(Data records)
============

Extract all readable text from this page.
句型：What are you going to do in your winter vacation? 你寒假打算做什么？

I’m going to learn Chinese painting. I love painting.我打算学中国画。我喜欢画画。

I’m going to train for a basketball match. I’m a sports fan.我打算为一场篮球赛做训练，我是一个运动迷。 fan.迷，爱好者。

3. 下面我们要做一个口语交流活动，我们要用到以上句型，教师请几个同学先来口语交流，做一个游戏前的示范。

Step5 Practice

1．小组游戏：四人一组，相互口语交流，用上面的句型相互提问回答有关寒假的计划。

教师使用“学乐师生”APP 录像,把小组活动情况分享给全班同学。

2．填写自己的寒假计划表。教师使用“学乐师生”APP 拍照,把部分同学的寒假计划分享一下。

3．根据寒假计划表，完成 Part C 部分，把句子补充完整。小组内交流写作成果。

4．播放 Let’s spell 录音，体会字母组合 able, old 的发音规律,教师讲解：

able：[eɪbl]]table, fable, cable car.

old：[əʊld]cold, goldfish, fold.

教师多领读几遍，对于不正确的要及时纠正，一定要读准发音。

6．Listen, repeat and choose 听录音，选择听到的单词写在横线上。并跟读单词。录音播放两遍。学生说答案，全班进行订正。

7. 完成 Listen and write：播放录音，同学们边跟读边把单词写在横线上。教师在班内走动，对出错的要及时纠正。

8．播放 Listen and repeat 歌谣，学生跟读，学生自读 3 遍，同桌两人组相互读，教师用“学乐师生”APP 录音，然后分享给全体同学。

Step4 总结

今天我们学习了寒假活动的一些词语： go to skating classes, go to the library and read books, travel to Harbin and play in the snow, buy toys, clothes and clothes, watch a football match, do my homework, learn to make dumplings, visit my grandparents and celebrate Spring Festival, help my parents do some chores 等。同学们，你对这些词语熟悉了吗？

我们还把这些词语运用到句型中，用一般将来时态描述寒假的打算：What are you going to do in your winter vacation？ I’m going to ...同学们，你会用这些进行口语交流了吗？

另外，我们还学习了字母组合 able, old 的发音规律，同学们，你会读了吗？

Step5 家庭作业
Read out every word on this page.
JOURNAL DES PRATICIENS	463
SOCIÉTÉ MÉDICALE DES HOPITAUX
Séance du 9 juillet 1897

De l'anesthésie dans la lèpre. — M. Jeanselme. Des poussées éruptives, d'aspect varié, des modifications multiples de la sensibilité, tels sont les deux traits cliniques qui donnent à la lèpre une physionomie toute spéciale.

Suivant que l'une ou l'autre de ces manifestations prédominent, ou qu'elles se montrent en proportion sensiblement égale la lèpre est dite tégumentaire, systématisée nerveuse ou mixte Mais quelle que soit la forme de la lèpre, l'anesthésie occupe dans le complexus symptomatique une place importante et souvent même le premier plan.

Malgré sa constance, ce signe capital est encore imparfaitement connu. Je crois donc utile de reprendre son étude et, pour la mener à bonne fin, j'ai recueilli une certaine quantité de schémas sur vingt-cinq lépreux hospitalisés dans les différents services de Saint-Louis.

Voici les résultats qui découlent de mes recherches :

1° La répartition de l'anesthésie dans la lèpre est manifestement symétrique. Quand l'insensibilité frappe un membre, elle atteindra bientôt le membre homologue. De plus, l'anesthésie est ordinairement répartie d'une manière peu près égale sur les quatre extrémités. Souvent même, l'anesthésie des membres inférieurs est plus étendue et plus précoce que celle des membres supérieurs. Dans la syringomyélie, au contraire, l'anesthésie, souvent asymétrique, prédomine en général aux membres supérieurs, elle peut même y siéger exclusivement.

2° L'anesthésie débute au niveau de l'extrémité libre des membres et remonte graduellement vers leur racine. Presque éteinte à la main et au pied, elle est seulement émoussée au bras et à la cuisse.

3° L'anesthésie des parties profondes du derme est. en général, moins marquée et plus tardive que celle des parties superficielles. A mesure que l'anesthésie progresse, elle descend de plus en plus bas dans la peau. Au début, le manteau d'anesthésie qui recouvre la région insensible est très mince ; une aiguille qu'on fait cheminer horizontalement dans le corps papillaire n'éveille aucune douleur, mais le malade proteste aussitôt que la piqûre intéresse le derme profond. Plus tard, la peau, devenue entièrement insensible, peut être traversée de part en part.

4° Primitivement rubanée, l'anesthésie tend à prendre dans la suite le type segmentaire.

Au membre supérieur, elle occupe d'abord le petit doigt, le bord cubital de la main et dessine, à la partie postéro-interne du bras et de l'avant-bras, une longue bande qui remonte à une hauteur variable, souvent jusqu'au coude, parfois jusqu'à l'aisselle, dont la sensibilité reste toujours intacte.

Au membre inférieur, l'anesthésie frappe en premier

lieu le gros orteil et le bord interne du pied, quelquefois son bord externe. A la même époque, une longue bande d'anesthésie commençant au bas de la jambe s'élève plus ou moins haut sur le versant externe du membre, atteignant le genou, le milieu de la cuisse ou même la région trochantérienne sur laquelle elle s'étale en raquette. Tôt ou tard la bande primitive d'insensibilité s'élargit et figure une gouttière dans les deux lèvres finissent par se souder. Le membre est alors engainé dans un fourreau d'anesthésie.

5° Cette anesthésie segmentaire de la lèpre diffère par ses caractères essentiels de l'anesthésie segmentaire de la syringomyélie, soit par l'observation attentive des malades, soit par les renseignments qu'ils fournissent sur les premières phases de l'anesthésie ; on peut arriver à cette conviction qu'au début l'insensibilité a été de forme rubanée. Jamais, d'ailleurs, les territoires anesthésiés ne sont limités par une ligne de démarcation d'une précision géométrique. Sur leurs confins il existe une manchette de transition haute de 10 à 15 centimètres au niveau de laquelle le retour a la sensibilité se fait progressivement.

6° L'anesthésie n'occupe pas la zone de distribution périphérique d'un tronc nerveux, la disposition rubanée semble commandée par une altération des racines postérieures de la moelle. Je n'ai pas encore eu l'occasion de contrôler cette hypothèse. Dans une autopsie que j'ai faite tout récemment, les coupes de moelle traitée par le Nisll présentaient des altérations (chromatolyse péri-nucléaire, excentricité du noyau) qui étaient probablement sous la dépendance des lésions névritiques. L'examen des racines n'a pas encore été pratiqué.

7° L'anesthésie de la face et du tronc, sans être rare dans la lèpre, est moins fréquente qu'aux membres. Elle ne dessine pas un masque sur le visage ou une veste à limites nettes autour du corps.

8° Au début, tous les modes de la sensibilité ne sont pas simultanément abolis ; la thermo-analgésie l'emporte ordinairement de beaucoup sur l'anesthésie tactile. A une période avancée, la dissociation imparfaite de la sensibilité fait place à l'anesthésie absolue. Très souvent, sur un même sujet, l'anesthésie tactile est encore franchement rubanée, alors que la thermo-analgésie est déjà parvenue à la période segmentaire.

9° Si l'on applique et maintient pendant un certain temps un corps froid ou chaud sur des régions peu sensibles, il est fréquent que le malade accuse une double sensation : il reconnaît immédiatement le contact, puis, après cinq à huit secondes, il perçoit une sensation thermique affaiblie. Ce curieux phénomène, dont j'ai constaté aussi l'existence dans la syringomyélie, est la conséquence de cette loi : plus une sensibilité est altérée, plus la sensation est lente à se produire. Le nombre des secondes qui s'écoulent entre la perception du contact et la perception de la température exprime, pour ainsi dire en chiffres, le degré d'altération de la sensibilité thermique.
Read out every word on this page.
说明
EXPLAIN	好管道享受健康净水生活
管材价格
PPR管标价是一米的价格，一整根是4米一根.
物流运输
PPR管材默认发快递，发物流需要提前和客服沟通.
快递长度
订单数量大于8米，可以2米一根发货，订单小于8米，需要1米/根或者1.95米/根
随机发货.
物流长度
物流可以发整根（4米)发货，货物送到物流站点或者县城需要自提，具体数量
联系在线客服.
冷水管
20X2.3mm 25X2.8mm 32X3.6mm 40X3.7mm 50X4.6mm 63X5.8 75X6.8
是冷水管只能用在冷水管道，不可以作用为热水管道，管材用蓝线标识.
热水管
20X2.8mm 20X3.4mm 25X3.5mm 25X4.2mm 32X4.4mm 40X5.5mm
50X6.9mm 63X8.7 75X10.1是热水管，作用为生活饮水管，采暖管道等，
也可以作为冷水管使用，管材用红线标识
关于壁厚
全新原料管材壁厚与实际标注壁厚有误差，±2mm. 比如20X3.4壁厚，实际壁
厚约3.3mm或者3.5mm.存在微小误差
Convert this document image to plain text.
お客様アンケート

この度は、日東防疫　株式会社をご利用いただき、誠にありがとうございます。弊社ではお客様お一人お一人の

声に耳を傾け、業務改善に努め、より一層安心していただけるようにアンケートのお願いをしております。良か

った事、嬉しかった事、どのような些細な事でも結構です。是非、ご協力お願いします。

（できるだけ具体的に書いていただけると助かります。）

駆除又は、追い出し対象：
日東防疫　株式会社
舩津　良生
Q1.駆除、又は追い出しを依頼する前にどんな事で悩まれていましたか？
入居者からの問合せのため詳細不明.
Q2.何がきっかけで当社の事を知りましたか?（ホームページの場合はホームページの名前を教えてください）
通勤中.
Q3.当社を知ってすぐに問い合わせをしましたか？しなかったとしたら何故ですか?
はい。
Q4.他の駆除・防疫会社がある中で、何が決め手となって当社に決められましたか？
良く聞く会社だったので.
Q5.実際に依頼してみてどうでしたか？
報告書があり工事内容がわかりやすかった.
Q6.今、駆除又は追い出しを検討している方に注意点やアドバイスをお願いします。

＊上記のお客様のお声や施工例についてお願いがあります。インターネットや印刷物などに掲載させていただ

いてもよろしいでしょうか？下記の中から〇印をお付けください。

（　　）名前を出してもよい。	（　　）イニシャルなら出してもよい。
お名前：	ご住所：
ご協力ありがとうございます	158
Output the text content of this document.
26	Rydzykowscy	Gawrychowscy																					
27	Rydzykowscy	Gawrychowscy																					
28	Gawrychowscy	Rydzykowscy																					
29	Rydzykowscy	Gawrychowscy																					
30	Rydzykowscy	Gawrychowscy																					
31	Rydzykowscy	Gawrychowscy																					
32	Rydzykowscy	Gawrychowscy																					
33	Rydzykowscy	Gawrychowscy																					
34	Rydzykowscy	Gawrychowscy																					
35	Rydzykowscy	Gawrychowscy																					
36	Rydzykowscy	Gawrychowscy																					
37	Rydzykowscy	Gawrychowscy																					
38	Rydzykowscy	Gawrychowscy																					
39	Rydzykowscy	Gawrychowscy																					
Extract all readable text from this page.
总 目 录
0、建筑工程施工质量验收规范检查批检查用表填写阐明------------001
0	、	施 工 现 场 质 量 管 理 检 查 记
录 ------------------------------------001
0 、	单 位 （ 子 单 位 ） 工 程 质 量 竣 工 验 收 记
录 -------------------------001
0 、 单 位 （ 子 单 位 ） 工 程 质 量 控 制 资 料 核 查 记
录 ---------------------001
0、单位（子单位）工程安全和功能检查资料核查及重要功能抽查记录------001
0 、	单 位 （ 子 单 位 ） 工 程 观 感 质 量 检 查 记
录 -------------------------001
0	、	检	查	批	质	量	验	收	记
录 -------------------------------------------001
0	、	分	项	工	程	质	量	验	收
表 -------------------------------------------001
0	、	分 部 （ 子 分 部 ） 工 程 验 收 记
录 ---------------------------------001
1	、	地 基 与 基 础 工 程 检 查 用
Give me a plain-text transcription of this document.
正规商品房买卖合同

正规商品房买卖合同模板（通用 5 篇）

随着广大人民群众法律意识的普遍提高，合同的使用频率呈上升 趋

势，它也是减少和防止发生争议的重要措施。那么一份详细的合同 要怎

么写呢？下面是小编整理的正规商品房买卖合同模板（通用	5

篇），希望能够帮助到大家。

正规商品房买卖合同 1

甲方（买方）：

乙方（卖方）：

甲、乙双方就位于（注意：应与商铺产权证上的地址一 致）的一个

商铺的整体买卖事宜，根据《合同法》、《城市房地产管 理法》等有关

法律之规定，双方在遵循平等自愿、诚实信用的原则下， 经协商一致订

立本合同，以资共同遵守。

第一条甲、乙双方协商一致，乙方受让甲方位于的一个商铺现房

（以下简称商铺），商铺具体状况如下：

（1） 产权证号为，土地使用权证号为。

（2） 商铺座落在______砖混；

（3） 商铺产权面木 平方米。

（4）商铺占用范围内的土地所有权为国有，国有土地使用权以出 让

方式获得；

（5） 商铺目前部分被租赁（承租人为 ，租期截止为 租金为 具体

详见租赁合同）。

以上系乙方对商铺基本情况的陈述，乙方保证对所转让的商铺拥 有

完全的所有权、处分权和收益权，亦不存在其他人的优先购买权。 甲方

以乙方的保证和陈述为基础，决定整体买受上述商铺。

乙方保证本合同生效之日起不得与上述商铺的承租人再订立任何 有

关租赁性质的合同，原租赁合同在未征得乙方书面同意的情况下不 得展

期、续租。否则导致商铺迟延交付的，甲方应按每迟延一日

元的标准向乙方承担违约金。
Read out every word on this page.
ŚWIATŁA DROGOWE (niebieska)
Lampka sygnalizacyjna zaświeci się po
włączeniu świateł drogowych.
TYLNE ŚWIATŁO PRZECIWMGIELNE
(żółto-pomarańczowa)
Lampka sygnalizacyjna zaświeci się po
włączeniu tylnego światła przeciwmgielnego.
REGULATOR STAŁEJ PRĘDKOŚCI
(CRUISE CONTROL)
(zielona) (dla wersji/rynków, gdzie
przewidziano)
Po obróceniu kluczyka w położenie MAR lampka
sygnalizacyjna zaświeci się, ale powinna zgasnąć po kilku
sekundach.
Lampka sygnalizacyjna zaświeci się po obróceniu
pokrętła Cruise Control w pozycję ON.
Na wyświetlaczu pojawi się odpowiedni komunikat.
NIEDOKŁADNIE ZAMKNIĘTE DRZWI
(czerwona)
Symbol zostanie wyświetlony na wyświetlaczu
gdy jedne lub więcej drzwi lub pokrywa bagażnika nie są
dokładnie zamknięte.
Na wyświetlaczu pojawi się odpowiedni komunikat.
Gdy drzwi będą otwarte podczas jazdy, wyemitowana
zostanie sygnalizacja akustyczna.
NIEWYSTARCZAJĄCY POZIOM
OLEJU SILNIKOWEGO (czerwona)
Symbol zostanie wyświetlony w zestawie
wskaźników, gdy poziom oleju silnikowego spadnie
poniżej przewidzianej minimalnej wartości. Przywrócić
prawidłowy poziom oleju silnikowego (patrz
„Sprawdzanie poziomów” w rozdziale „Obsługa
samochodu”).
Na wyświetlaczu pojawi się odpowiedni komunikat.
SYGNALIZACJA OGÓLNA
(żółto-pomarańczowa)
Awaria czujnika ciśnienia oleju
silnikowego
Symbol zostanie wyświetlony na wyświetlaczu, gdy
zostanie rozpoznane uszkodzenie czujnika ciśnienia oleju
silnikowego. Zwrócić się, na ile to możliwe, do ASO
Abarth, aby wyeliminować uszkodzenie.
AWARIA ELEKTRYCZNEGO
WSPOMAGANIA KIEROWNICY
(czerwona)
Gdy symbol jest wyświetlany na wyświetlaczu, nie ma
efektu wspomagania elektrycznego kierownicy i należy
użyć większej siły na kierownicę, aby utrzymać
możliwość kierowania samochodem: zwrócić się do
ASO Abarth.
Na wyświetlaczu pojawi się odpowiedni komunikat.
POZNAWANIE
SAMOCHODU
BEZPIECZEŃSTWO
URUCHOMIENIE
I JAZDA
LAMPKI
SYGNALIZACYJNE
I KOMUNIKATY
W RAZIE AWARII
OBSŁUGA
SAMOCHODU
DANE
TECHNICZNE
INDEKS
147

============

Write out every line of the preceding listing that contains "vacation".

句型：What are you going to do in your winter vacation? 你寒假打算做什么？
我们还把这些词语运用到句型中，用一般将来时态描述寒假的打算：What are you going to do in your winter vacation？ I’m going to ...同学们，你会用这些进行口语交流了吗？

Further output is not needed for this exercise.